* begin Rows *

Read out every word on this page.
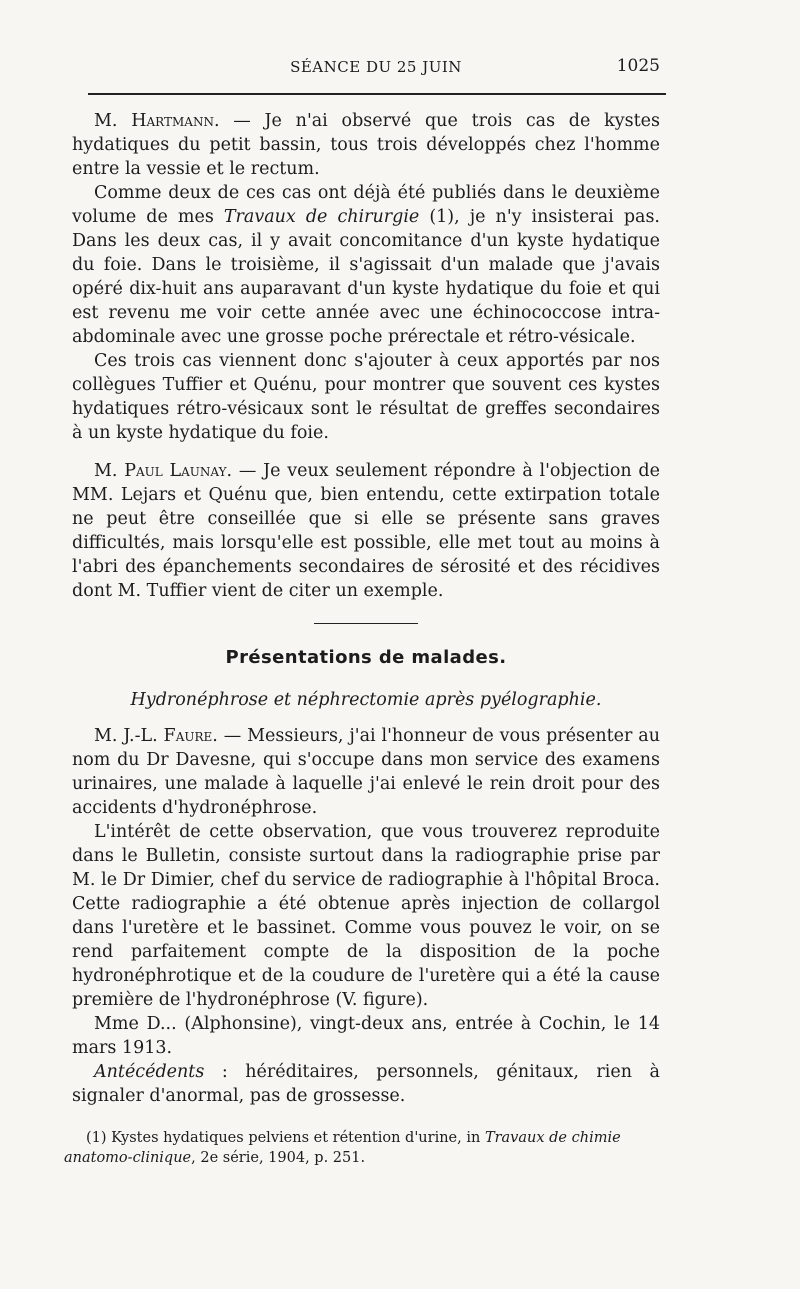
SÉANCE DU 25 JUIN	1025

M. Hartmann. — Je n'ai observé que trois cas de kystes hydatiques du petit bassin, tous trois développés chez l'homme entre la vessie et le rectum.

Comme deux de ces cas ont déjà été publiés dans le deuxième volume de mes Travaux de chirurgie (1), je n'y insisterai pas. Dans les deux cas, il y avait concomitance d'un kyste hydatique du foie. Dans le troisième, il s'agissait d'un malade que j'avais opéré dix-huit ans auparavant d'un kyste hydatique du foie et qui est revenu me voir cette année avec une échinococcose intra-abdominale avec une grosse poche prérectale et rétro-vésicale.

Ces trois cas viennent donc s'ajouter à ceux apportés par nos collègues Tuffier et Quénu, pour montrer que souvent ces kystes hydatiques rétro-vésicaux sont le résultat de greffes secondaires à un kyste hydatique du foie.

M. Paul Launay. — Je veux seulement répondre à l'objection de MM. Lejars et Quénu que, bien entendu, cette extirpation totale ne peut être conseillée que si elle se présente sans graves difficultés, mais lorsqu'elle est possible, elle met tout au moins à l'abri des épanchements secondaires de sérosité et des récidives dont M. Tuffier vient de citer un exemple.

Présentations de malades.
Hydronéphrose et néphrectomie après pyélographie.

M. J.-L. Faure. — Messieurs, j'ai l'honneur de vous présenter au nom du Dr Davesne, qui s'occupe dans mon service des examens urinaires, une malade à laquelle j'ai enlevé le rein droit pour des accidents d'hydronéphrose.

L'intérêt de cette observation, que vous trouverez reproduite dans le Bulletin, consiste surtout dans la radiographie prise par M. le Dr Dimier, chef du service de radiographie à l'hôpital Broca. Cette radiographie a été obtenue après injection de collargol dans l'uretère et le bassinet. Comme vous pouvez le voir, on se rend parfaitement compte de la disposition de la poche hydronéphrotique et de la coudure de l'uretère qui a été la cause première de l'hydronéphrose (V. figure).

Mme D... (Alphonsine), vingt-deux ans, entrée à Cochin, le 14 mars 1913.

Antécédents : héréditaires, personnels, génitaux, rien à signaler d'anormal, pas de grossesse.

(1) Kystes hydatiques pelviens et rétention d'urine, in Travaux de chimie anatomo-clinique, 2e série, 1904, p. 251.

* end Rows *

* _Exercise goal_
Print all of the records shown above exactly, leaving out each picture.

* _Answer to the task_
Read out every word on this page.
SÉANCE DU 25 JUIN	1025

M. Hartmann. — Je n'ai observé que trois cas de kystes hydatiques du petit bassin, tous trois développés chez l'homme entre la vessie et le rectum.

Comme deux de ces cas ont déjà été publiés dans le deuxième volume de mes Travaux de chirurgie (1), je n'y insisterai pas. Dans les deux cas, il y avait concomitance d'un kyste hydatique du foie. Dans le troisième, il s'agissait d'un malade que j'avais opéré dix-huit ans auparavant d'un kyste hydatique du foie et qui est revenu me voir cette année avec une échinococcose intra-abdominale avec une grosse poche prérectale et rétro-vésicale.

Ces trois cas viennent donc s'ajouter à ceux apportés par nos collègues Tuffier et Quénu, pour montrer que souvent ces kystes hydatiques rétro-vésicaux sont le résultat de greffes secondaires à un kyste hydatique du foie.

M. Paul Launay. — Je veux seulement répondre à l'objection de MM. Lejars et Quénu que, bien entendu, cette extirpation totale ne peut être conseillée que si elle se présente sans graves difficultés, mais lorsqu'elle est possible, elle met tout au moins à l'abri des épanchements secondaires de sérosité et des récidives dont M. Tuffier vient de citer un exemple.

Présentations de malades.
Hydronéphrose et néphrectomie après pyélographie.

M. J.-L. Faure. — Messieurs, j'ai l'honneur de vous présenter au nom du Dr Davesne, qui s'occupe dans mon service des examens urinaires, une malade à laquelle j'ai enlevé le rein droit pour des accidents d'hydronéphrose.

L'intérêt de cette observation, que vous trouverez reproduite dans le Bulletin, consiste surtout dans la radiographie prise par M. le Dr Dimier, chef du service de radiographie à l'hôpital Broca. Cette radiographie a été obtenue après injection de collargol dans l'uretère et le bassinet. Comme vous pouvez le voir, on se rend parfaitement compte de la disposition de la poche hydronéphrotique et de la coudure de l'uretère qui a été la cause première de l'hydronéphrose (V. figure).

Mme D... (Alphonsine), vingt-deux ans, entrée à Cochin, le 14 mars 1913.

Antécédents : héréditaires, personnels, génitaux, rien à signaler d'anormal, pas de grossesse.

(1) Kystes hydatiques pelviens et rétention d'urine, in Travaux de chimie anatomo-clinique, 2e série, 1904, p. 251.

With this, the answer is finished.